BRIEF:
State how many lines hold the word "Terner", with no other words.

[Some records]
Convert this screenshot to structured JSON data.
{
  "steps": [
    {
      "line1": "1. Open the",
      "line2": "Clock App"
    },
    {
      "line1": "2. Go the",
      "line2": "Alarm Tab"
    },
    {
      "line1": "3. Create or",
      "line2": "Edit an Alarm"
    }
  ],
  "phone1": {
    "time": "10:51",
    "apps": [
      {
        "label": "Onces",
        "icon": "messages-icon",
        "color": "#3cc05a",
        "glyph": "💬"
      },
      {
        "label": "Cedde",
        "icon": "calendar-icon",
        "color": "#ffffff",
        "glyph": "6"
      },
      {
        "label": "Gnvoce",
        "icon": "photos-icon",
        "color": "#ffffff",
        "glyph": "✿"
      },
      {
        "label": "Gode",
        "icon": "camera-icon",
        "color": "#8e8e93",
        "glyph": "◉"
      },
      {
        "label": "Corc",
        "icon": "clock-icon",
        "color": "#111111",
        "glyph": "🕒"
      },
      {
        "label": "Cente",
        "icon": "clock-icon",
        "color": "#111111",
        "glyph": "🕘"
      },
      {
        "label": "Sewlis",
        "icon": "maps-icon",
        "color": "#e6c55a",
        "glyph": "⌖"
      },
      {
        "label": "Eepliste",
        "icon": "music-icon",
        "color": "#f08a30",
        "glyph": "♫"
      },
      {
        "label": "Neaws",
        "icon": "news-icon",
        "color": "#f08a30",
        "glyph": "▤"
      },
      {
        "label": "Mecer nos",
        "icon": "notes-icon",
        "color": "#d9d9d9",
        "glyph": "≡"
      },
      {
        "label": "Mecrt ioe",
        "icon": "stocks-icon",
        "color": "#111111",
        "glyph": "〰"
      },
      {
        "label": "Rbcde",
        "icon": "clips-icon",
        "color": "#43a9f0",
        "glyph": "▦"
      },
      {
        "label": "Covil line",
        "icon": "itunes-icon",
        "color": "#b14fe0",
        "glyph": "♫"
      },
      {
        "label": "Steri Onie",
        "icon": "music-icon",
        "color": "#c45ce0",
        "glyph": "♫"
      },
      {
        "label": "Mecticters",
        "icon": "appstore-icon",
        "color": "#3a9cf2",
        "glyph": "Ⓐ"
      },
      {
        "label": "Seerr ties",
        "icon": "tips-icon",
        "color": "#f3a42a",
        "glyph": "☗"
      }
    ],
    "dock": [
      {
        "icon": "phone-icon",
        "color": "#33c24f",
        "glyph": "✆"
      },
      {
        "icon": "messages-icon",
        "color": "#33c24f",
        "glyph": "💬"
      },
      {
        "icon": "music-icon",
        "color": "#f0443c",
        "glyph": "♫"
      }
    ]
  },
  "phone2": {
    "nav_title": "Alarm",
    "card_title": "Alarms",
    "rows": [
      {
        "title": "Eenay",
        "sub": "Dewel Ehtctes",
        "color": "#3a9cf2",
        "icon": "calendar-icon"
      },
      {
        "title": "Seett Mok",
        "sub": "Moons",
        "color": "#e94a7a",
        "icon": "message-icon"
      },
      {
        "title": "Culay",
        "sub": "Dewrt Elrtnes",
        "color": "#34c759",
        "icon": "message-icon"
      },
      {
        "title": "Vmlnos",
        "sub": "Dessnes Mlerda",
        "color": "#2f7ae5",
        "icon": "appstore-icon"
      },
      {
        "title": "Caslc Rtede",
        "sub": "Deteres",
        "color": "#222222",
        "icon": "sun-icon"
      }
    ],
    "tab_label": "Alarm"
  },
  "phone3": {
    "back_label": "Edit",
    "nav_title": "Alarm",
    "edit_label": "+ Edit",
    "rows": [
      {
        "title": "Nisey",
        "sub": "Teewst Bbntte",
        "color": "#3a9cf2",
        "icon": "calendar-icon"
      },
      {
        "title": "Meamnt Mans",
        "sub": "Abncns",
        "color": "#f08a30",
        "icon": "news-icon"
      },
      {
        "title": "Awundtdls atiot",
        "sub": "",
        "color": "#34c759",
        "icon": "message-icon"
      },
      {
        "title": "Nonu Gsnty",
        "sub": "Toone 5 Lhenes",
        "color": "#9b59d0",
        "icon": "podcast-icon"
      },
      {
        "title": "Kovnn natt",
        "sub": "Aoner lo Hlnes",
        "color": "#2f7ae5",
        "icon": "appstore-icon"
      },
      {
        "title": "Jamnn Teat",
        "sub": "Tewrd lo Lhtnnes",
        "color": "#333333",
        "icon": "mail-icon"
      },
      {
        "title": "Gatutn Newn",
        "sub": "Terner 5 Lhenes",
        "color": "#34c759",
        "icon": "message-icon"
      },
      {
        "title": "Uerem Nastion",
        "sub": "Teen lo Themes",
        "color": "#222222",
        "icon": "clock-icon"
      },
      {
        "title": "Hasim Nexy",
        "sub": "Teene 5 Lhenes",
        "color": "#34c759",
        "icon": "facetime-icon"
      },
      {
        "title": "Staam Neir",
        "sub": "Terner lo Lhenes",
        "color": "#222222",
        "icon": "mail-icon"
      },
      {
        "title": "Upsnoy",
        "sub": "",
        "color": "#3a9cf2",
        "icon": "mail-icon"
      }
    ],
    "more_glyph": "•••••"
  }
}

COMPLETE RESPONSE:
2